Stored records
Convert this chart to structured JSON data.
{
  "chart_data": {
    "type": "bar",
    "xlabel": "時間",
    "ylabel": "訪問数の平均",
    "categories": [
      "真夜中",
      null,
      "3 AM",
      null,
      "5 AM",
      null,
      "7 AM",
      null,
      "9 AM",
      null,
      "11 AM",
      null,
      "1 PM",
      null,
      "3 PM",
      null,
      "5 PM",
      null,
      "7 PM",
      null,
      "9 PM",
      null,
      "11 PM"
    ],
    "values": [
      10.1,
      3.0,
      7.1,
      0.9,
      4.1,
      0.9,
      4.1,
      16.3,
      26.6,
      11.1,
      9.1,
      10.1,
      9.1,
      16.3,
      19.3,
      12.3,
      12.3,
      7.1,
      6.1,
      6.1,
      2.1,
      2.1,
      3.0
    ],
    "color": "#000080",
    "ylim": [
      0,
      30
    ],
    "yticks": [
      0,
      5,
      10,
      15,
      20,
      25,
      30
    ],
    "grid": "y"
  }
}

Required work
Repeat every entry exactly as written above.

Full answer
Convert this chart to structured JSON data.
{
  "chart_data": {
    "type": "bar",
    "xlabel": "時間",
    "ylabel": "訪問数の平均",
    "categories": [
      "真夜中",
      null,
      "3 AM",
      null,
      "5 AM",
      null,
      "7 AM",
      null,
      "9 AM",
      null,
      "11 AM",
      null,
      "1 PM",
      null,
      "3 PM",
      null,
      "5 PM",
      null,
      "7 PM",
      null,
      "9 PM",
      null,
      "11 PM"
    ],
    "values": [
      10.1,
      3.0,
      7.1,
      0.9,
      4.1,
      0.9,
      4.1,
      16.3,
      26.6,
      11.1,
      9.1,
      10.1,
      9.1,
      16.3,
      19.3,
      12.3,
      12.3,
      7.1,
      6.1,
      6.1,
      2.1,
      2.1,
      3.0
    ],
    "color": "#000080",
    "ylim": [
      0,
      30
    ],
    "yticks": [
      0,
      5,
      10,
      15,
      20,
      25,
      30
    ],
    "grid": "y"
  }
}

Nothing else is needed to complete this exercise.